# STORED ROWS start
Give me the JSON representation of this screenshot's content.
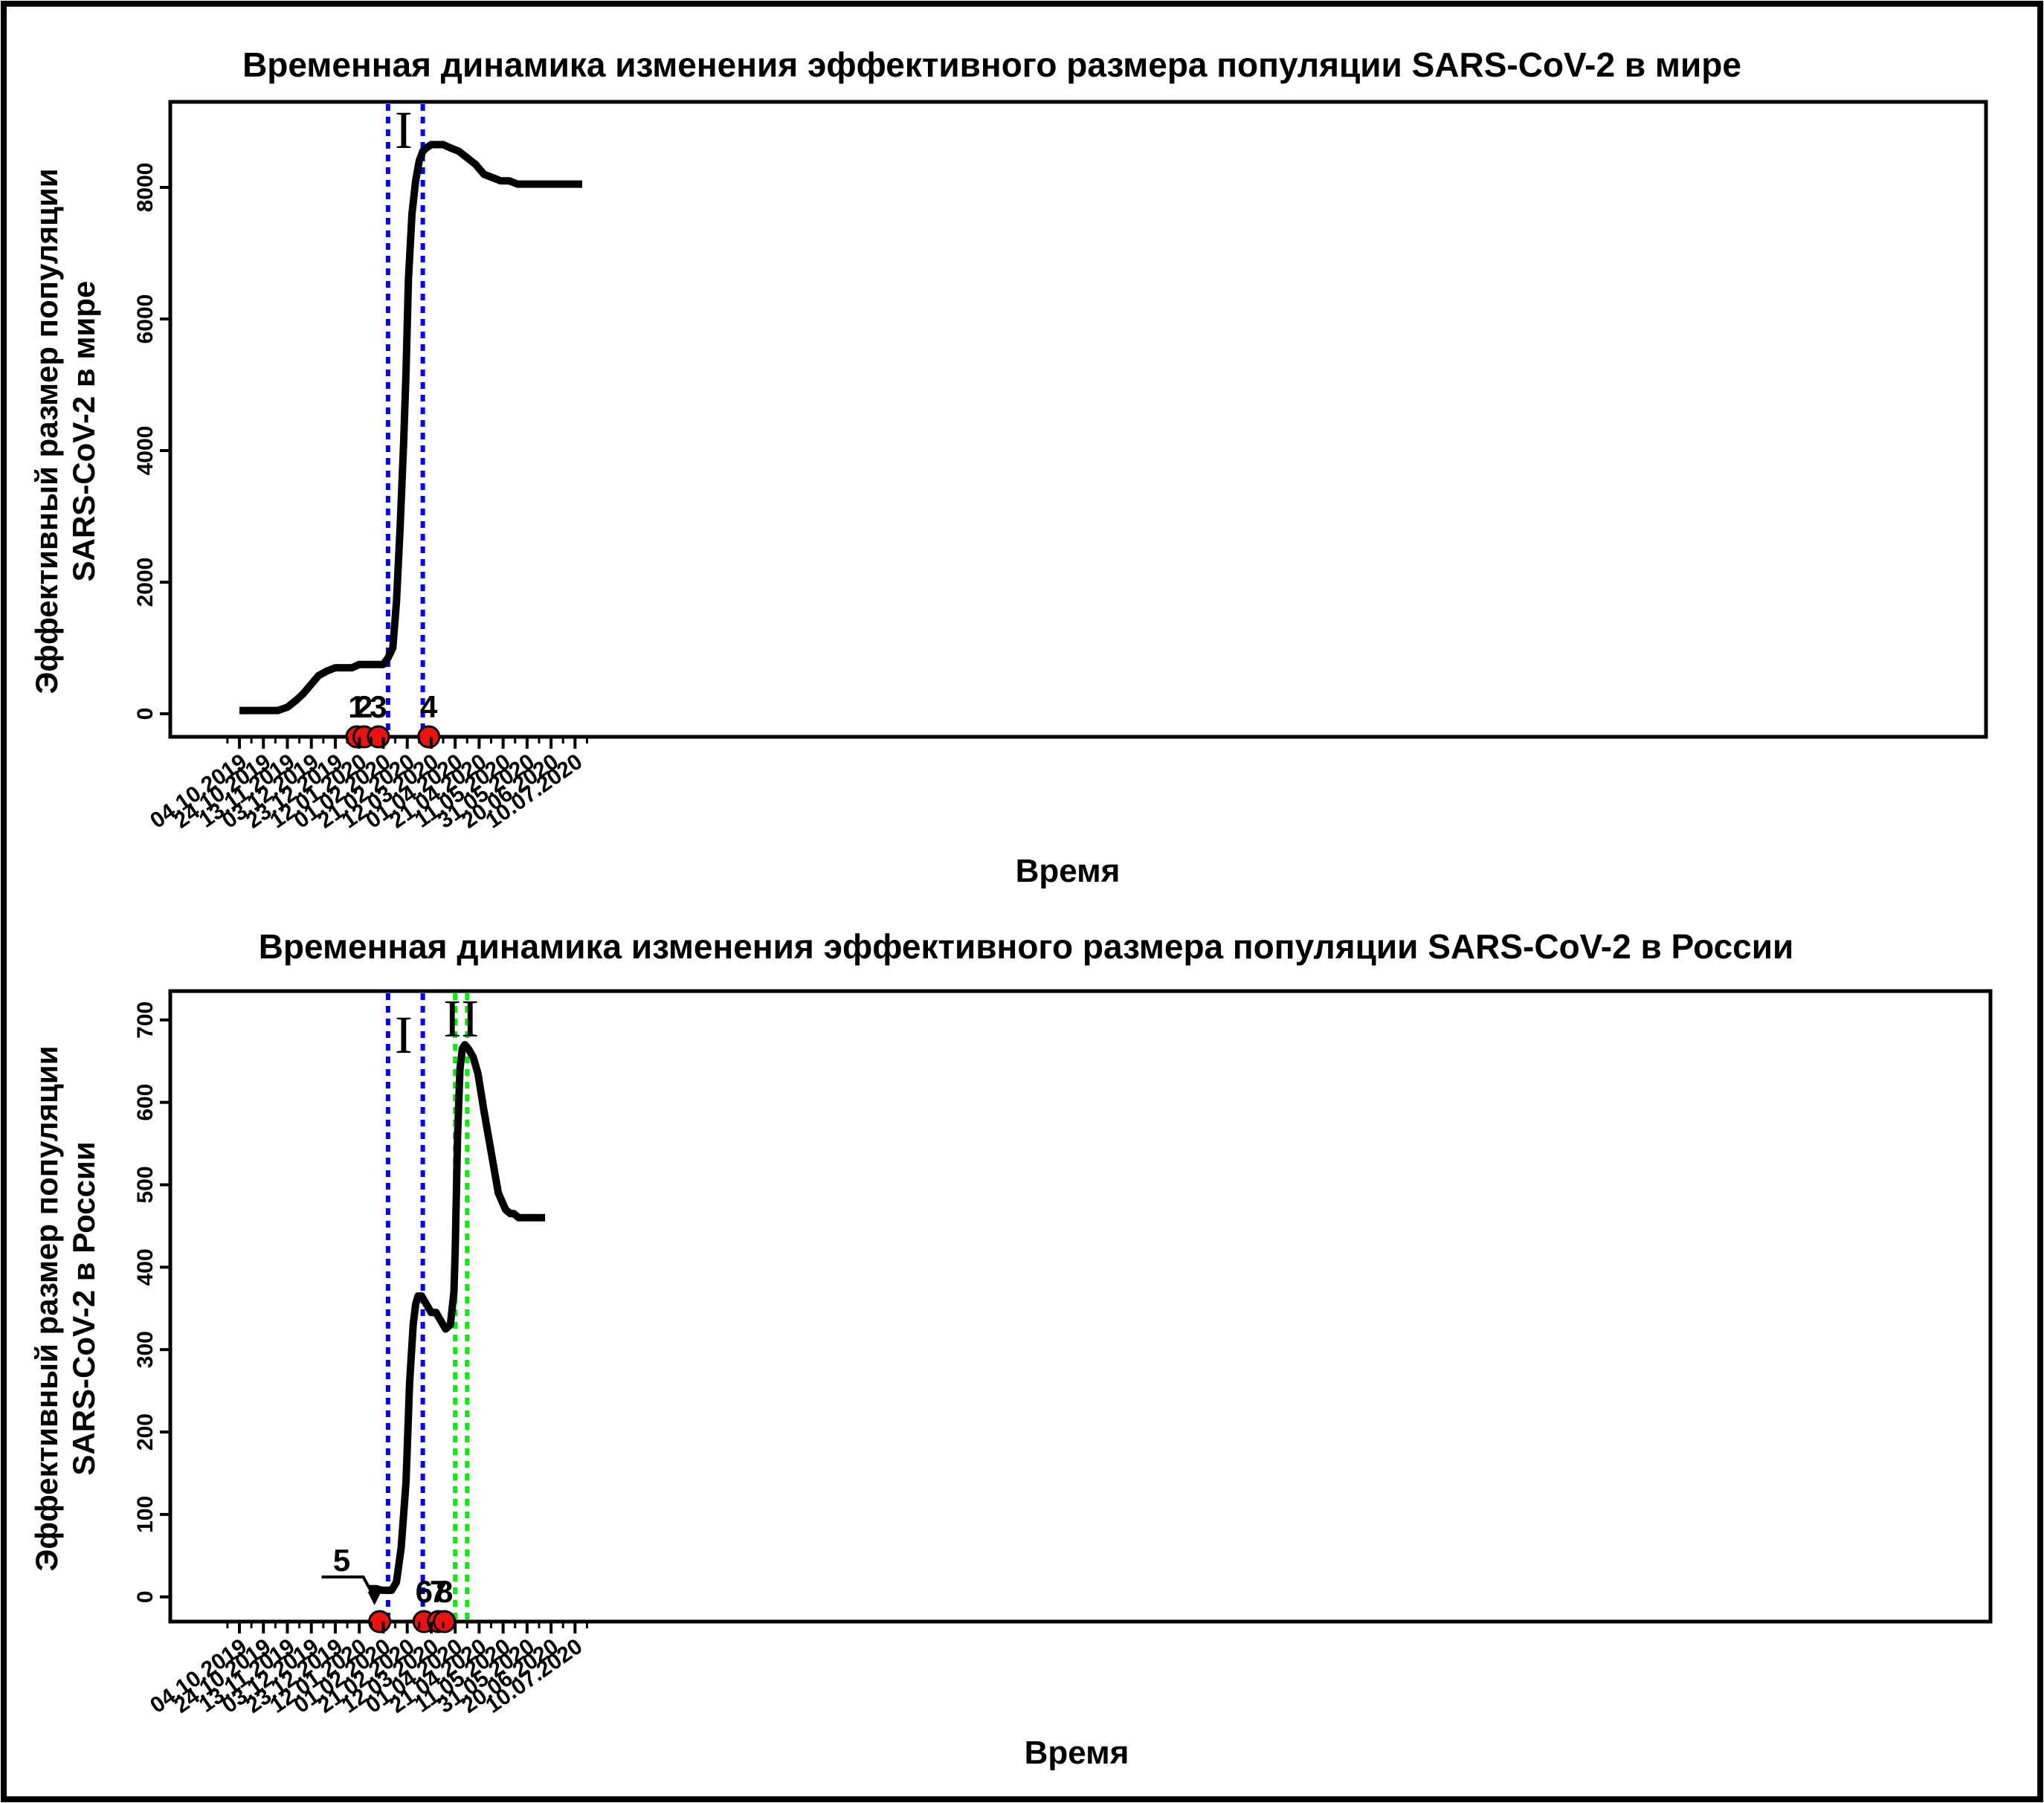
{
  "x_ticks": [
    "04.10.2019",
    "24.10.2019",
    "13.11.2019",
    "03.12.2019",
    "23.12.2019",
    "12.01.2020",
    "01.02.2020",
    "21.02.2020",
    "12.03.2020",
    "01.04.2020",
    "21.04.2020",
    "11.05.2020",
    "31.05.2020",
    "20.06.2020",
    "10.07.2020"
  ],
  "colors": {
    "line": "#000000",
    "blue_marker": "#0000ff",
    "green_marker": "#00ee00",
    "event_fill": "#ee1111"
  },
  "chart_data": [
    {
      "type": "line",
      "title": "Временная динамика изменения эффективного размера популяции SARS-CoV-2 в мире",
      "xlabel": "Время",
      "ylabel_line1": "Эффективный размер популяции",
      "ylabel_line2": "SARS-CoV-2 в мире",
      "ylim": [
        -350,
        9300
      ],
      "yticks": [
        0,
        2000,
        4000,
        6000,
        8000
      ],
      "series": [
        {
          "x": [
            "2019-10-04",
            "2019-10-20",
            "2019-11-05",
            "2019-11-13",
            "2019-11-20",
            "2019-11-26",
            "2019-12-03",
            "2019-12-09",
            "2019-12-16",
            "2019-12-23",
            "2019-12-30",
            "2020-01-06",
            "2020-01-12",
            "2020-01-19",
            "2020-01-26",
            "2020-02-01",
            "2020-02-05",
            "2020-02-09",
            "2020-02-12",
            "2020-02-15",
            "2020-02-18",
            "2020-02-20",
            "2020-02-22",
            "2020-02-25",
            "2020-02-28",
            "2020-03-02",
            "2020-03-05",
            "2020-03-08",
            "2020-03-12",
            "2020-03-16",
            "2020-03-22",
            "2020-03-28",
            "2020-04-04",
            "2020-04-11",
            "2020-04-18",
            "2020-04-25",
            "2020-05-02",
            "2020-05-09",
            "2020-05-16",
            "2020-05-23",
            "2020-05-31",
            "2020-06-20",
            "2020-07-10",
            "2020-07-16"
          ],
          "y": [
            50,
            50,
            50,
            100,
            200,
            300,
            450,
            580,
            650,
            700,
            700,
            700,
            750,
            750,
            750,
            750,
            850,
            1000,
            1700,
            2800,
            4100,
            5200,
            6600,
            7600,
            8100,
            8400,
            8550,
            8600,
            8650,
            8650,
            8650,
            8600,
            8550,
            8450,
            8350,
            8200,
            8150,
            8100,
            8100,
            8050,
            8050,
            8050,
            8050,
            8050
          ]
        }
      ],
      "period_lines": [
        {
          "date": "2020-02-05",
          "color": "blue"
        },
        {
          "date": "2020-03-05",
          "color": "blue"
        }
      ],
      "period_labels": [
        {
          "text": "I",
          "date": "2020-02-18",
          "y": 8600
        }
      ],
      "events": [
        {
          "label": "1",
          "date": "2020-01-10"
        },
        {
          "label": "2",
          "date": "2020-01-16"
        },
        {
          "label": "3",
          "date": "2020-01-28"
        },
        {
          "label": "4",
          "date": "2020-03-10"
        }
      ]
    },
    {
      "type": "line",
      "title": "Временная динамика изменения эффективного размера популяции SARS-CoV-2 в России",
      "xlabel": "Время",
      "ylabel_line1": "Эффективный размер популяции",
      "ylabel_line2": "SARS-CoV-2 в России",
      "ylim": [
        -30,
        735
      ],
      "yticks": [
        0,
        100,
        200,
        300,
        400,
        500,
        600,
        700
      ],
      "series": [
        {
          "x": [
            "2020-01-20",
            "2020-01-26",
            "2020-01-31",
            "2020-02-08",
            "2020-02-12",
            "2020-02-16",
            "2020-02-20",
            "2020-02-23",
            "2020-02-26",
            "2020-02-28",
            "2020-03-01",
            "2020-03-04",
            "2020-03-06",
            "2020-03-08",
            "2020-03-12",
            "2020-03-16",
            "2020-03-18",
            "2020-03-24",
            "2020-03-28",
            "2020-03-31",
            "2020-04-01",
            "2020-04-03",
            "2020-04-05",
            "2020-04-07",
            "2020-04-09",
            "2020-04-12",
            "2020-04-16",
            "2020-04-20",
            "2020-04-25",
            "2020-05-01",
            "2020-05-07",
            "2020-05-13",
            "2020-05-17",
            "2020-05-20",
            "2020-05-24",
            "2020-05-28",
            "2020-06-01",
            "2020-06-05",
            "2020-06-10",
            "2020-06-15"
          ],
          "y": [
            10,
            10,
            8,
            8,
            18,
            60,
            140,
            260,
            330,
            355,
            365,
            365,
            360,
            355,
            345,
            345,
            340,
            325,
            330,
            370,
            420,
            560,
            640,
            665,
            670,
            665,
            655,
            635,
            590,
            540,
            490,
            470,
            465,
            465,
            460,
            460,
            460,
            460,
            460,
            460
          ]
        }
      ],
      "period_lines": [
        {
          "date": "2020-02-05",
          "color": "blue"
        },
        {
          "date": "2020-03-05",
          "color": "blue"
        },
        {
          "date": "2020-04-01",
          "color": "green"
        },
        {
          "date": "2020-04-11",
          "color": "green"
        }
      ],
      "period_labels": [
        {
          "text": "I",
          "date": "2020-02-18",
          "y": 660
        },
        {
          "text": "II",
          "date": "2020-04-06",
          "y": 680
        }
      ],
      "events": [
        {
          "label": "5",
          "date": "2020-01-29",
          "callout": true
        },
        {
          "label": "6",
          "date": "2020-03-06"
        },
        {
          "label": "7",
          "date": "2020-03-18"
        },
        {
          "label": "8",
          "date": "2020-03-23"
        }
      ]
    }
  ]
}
# STORED ROWS end
WORK INSTRUCTIONS: Of the lines in this listing, report how many contain the string "title", and give the number only.

ANSWER TO THIS TASK: 2